::: RECORDS FOR THIS EXERCISE :::
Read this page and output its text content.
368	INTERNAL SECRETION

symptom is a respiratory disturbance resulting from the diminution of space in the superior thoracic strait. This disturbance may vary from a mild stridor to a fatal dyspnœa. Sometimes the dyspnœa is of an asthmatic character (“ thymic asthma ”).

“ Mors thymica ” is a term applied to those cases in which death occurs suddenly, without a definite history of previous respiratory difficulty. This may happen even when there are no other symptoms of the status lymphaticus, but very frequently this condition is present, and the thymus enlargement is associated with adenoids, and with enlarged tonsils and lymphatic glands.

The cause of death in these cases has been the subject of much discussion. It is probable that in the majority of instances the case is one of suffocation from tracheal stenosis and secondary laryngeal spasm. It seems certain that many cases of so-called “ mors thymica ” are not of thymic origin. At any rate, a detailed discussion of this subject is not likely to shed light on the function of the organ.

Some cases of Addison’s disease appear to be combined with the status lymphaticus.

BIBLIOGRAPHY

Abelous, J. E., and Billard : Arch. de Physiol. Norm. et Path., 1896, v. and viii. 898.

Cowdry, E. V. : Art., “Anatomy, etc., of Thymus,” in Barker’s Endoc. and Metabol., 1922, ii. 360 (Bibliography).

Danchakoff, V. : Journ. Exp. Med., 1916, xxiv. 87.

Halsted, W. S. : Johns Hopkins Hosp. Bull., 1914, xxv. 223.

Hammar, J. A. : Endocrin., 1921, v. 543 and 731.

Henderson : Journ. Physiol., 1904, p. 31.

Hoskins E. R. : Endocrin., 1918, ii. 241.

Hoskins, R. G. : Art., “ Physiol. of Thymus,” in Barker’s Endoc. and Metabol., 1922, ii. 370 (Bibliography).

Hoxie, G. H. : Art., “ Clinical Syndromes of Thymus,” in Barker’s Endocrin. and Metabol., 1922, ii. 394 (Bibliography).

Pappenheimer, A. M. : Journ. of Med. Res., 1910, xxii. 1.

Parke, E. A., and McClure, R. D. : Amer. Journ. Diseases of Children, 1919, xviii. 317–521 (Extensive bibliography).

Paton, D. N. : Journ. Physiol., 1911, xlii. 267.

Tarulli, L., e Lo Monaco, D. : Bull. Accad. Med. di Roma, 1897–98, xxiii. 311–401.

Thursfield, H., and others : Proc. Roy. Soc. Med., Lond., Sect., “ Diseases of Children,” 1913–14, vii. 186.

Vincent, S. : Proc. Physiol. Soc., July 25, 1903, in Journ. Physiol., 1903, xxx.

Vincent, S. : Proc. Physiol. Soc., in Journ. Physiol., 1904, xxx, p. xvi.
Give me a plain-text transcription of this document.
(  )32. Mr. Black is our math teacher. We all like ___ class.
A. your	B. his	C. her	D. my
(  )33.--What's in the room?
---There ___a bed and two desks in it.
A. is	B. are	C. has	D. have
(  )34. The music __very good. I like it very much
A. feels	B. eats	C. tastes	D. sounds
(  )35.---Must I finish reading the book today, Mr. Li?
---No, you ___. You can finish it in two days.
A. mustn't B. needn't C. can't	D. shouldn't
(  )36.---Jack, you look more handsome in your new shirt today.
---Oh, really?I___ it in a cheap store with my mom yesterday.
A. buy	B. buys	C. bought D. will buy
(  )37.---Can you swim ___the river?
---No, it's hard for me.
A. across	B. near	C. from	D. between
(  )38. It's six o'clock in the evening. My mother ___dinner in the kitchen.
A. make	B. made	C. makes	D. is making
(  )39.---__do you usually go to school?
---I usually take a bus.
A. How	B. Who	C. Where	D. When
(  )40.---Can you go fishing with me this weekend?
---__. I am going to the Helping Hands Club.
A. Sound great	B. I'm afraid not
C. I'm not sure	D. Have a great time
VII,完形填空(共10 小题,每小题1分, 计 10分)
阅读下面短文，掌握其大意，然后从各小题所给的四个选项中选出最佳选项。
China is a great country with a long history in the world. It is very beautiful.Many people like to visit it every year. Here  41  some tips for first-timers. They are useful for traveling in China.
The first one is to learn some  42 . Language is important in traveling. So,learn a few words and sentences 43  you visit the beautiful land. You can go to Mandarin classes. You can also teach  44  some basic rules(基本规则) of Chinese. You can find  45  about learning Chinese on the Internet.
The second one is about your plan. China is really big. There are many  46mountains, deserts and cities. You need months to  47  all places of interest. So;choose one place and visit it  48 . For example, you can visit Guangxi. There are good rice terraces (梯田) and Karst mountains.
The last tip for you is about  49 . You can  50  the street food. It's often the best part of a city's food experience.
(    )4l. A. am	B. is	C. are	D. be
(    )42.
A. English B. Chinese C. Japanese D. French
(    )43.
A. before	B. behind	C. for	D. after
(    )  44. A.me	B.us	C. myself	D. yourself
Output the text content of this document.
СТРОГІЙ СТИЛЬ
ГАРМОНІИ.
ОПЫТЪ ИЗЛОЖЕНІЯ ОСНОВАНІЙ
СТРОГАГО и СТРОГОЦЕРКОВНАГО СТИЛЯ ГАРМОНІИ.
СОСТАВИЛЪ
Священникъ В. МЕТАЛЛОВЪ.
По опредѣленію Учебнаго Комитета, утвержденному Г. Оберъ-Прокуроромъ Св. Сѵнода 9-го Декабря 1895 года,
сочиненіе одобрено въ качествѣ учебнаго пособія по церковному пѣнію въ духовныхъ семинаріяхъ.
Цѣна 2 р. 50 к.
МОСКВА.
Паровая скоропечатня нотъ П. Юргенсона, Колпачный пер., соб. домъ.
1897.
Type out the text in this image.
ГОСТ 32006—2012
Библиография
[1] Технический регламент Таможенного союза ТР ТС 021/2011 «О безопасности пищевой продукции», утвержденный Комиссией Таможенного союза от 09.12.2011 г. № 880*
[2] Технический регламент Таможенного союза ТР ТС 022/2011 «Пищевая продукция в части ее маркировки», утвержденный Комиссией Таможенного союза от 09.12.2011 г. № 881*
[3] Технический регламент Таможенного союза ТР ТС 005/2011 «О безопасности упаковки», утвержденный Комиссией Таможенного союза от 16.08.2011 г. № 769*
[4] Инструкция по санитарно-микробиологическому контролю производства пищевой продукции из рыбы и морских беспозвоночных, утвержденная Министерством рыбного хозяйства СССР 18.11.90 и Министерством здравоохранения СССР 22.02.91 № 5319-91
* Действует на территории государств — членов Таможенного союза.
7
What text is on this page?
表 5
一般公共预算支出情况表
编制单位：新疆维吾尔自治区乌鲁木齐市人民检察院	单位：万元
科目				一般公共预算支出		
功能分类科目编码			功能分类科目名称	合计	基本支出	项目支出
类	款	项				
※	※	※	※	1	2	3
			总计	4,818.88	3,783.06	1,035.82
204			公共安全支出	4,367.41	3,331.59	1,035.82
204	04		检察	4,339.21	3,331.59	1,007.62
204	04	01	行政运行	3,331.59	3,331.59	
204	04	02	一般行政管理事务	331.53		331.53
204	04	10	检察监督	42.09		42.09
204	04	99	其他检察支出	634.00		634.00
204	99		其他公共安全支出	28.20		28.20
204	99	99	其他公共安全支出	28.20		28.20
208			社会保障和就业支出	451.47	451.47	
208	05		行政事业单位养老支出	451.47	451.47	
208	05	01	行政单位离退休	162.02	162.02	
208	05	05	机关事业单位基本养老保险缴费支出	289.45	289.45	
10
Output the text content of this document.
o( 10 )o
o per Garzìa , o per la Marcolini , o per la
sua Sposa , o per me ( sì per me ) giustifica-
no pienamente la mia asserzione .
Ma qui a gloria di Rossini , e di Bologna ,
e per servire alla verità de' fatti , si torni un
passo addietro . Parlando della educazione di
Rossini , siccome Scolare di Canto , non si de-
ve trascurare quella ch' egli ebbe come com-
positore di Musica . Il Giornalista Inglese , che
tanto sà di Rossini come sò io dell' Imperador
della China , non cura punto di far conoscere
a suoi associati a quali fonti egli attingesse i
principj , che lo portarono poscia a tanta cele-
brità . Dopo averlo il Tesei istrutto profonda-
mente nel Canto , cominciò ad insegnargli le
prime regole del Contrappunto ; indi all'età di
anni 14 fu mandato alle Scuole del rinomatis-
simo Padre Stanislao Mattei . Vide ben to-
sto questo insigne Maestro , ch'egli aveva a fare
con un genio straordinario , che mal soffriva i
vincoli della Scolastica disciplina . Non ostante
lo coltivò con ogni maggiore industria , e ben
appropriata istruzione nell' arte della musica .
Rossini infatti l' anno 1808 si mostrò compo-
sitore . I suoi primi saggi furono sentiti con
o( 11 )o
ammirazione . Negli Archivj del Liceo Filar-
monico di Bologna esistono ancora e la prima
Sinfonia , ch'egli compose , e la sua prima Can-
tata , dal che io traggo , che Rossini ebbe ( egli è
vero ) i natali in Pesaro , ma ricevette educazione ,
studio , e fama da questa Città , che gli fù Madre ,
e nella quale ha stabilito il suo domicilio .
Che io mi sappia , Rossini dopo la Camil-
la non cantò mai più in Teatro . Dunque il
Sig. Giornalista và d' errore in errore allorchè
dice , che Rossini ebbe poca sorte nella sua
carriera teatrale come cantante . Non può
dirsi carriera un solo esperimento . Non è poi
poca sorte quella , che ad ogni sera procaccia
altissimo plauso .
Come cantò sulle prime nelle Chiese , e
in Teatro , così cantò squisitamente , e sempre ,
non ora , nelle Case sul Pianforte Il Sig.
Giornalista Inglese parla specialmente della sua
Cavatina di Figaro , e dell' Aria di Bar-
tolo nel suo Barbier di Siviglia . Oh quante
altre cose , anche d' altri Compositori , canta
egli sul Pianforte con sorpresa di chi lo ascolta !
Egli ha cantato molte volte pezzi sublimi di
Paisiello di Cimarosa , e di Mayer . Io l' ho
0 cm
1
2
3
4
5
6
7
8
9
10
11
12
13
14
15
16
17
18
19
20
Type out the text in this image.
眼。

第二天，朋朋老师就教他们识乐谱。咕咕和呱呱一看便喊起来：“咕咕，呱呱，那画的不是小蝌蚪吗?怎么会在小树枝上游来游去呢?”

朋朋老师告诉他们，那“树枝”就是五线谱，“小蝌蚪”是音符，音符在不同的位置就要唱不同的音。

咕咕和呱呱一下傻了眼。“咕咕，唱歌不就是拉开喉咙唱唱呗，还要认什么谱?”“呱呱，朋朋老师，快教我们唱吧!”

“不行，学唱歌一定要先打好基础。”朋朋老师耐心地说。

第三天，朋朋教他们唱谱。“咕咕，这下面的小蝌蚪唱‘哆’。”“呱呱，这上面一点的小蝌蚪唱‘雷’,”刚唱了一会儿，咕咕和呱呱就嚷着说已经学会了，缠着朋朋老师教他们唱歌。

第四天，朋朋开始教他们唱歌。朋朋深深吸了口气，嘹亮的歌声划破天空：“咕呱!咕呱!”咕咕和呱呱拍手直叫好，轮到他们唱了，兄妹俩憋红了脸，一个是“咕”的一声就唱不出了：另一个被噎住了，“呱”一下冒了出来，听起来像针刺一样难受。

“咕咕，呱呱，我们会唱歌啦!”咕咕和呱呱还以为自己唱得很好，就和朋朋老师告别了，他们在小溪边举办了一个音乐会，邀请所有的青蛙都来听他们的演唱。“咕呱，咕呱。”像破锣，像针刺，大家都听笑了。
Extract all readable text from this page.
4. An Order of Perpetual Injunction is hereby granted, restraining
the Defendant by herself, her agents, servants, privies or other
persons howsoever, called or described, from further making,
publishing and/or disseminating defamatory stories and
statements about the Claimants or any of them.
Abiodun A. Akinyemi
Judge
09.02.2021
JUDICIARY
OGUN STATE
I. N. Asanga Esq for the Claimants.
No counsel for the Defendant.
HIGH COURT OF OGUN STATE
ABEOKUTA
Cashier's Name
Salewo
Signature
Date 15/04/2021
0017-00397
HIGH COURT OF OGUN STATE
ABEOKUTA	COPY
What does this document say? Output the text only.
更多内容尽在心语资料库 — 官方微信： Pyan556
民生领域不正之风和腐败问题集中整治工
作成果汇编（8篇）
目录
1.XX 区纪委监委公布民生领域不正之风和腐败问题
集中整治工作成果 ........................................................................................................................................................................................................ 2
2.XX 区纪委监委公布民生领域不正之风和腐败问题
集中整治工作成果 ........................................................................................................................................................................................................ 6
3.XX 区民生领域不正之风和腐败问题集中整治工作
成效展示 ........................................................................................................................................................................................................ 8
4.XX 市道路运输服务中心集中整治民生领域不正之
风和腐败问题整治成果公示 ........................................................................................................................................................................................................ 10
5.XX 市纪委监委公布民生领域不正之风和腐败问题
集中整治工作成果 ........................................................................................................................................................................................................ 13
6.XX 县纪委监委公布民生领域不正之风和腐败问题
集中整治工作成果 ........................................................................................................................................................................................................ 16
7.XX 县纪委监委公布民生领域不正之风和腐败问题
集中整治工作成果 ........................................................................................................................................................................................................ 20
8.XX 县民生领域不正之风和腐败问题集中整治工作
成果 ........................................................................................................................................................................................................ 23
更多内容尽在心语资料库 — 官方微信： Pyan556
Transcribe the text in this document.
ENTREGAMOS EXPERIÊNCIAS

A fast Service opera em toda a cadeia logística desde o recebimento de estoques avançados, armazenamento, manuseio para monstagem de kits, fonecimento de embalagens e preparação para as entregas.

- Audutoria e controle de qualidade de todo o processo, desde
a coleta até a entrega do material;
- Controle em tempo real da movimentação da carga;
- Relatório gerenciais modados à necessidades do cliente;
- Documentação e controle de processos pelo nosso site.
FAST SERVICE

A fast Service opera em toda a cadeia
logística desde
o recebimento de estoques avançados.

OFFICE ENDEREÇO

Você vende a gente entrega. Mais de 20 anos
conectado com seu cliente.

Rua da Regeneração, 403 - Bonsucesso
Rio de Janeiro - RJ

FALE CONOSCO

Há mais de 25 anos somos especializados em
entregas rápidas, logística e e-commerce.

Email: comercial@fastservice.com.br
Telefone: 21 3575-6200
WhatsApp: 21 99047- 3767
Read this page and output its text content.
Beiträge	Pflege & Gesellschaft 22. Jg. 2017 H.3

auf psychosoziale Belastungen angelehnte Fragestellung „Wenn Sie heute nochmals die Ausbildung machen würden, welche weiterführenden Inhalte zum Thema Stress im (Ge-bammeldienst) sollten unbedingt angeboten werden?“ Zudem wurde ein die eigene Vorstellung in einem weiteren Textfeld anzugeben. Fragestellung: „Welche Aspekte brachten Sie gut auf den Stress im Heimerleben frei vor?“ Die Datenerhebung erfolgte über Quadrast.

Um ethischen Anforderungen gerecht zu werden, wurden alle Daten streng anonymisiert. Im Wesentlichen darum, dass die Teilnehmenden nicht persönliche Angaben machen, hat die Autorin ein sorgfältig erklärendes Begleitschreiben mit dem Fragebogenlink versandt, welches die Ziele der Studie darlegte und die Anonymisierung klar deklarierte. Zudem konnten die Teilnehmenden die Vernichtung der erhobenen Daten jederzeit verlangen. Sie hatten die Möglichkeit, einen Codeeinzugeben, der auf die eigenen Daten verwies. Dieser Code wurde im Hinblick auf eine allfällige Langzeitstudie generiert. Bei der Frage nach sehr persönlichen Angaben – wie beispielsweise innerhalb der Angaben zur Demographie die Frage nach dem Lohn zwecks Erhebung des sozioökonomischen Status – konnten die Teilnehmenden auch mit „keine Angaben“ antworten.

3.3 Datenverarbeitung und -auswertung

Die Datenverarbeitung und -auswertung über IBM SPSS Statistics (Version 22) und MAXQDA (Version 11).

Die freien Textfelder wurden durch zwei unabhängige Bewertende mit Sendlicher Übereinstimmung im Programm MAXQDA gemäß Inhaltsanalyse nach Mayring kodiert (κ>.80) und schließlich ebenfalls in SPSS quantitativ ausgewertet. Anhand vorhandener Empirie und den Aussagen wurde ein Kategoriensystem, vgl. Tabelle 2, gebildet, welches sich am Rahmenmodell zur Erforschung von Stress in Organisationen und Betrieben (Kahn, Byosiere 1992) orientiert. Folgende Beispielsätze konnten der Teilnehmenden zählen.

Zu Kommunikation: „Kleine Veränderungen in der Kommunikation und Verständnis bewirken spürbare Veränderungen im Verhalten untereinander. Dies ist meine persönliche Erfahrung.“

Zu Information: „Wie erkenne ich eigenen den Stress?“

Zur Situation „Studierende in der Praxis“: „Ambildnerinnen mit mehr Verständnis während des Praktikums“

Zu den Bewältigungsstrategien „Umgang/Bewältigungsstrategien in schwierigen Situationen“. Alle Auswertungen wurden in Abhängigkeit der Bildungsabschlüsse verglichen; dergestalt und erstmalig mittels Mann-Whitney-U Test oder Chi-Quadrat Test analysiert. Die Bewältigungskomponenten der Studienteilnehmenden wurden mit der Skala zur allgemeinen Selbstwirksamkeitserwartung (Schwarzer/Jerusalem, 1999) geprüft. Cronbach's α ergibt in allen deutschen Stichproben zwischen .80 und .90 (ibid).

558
:::
WHAT TO WORK ON -> Tally how many lines of the data include the word "sorte". Write the number and nothing else.

EXERCISE RESULT -> 2